Start

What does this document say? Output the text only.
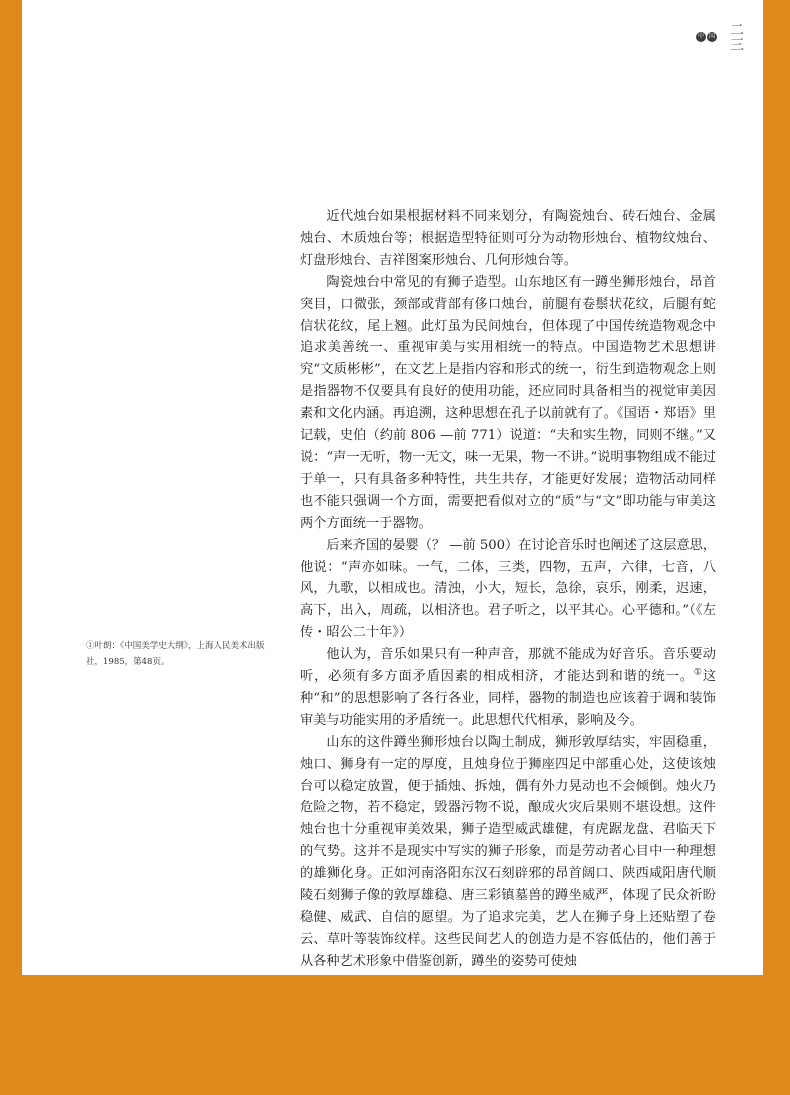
中 国 二三
①叶朗：《中国美学史大纲》，上海人民美术出版社，1985，第48页。

近代烛台如果根据材料不同来划分，有陶瓷烛台、砖石烛台、金属烛台、木质烛台等；根据造型特征则可分为动物形烛台、植物纹烛台、灯盘形烛台、吉祥图案形烛台、几何形烛台等。

陶瓷烛台中常见的有狮子造型。山东地区有一蹲坐狮形烛台，昂首突目，口微张，颈部或背部有侈口烛台，前腿有卷鬃状花纹，后腿有蛇信状花纹，尾上翘。此灯虽为民间烛台，但体现了中国传统造物观念中追求美善统一、重视审美与实用相统一的特点。中国造物艺术思想讲究“文质彬彬”，在文艺上是指内容和形式的统一，衍生到造物观念上则是指器物不仅要具有良好的使用功能，还应同时具备相当的视觉审美因素和文化内涵。再追溯，这种思想在孔子以前就有了。《国语・郑语》里记载，史伯（约前 806 —前 771）说道：“夫和实生物，同则不继。”又说：“声一无听，物一无文，味一无果，物一不讲。”说明事物组成不能过于单一，只有具备多种特性，共生共存，才能更好发展；造物活动同样也不能只强调一个方面，需要把看似对立的“质”与“文”即功能与审美这两个方面统一于器物。

后来齐国的晏婴（？ —前 500）在讨论音乐时也阐述了这层意思，他说：“声亦如味。一气，二体，三类，四物，五声，六律，七音，八风，九歌，以相成也。清浊，小大，短长，急徐，哀乐，刚柔，迟速，高下，出入，周疏，以相济也。君子听之，以平其心。心平德和。”（《左传・昭公二十年》）

他认为，音乐如果只有一种声音，那就不能成为好音乐。音乐要动听，必须有多方面矛盾因素的相成相济，才能达到和谐的统一。①这种“和”的思想影响了各行各业，同样，器物的制造也应该着于调和装饰审美与功能实用的矛盾统一。此思想代代相承，影响及今。

山东的这件蹲坐狮形烛台以陶土制成，狮形敦厚结实，牢固稳重，烛口、狮身有一定的厚度，且烛身位于狮座四足中部重心处，这使该烛台可以稳定放置，便于插烛、拆烛，偶有外力晃动也不会倾倒。烛火乃危险之物，若不稳定，毁器污物不说，酿成火灾后果则不堪设想。这件烛台也十分重视审美效果，狮子造型威武雄健，有虎踞龙盘、君临天下的气势。这并不是现实中写实的狮子形象，而是劳动者心目中一种理想的雄狮化身。正如河南洛阳东汉石刻辟邪的昂首阔口、陕西咸阳唐代顺陵石刻狮子像的敦厚雄稳、唐三彩镇墓兽的蹲坐威严，体现了民众祈盼稳健、威武、自信的愿望。为了追求完美，艺人在狮子身上还贴塑了卷云、草叶等装饰纹样。这些民间艺人的创造力是不容低估的，他们善于从各种艺术形象中借鉴创新，蹲坐的姿势可使烛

End

**Instructions for the task:**
Omit pictures; set down the rest of the material word for word.

**Task result:**
What does this document say? Output the text only.
中 国 二三
①叶朗：《中国美学史大纲》，上海人民美术出版社，1985，第48页。

近代烛台如果根据材料不同来划分，有陶瓷烛台、砖石烛台、金属烛台、木质烛台等；根据造型特征则可分为动物形烛台、植物纹烛台、灯盘形烛台、吉祥图案形烛台、几何形烛台等。

陶瓷烛台中常见的有狮子造型。山东地区有一蹲坐狮形烛台，昂首突目，口微张，颈部或背部有侈口烛台，前腿有卷鬃状花纹，后腿有蛇信状花纹，尾上翘。此灯虽为民间烛台，但体现了中国传统造物观念中追求美善统一、重视审美与实用相统一的特点。中国造物艺术思想讲究“文质彬彬”，在文艺上是指内容和形式的统一，衍生到造物观念上则是指器物不仅要具有良好的使用功能，还应同时具备相当的视觉审美因素和文化内涵。再追溯，这种思想在孔子以前就有了。《国语・郑语》里记载，史伯（约前 806 —前 771）说道：“夫和实生物，同则不继。”又说：“声一无听，物一无文，味一无果，物一不讲。”说明事物组成不能过于单一，只有具备多种特性，共生共存，才能更好发展；造物活动同样也不能只强调一个方面，需要把看似对立的“质”与“文”即功能与审美这两个方面统一于器物。

后来齐国的晏婴（？ —前 500）在讨论音乐时也阐述了这层意思，他说：“声亦如味。一气，二体，三类，四物，五声，六律，七音，八风，九歌，以相成也。清浊，小大，短长，急徐，哀乐，刚柔，迟速，高下，出入，周疏，以相济也。君子听之，以平其心。心平德和。”（《左传・昭公二十年》）

他认为，音乐如果只有一种声音，那就不能成为好音乐。音乐要动听，必须有多方面矛盾因素的相成相济，才能达到和谐的统一。①这种“和”的思想影响了各行各业，同样，器物的制造也应该着于调和装饰审美与功能实用的矛盾统一。此思想代代相承，影响及今。

山东的这件蹲坐狮形烛台以陶土制成，狮形敦厚结实，牢固稳重，烛口、狮身有一定的厚度，且烛身位于狮座四足中部重心处，这使该烛台可以稳定放置，便于插烛、拆烛，偶有外力晃动也不会倾倒。烛火乃危险之物，若不稳定，毁器污物不说，酿成火灾后果则不堪设想。这件烛台也十分重视审美效果，狮子造型威武雄健，有虎踞龙盘、君临天下的气势。这并不是现实中写实的狮子形象，而是劳动者心目中一种理想的雄狮化身。正如河南洛阳东汉石刻辟邪的昂首阔口、陕西咸阳唐代顺陵石刻狮子像的敦厚雄稳、唐三彩镇墓兽的蹲坐威严，体现了民众祈盼稳健、威武、自信的愿望。为了追求完美，艺人在狮子身上还贴塑了卷云、草叶等装饰纹样。这些民间艺人的创造力是不容低估的，他们善于从各种艺术形象中借鉴创新，蹲坐的姿势可使烛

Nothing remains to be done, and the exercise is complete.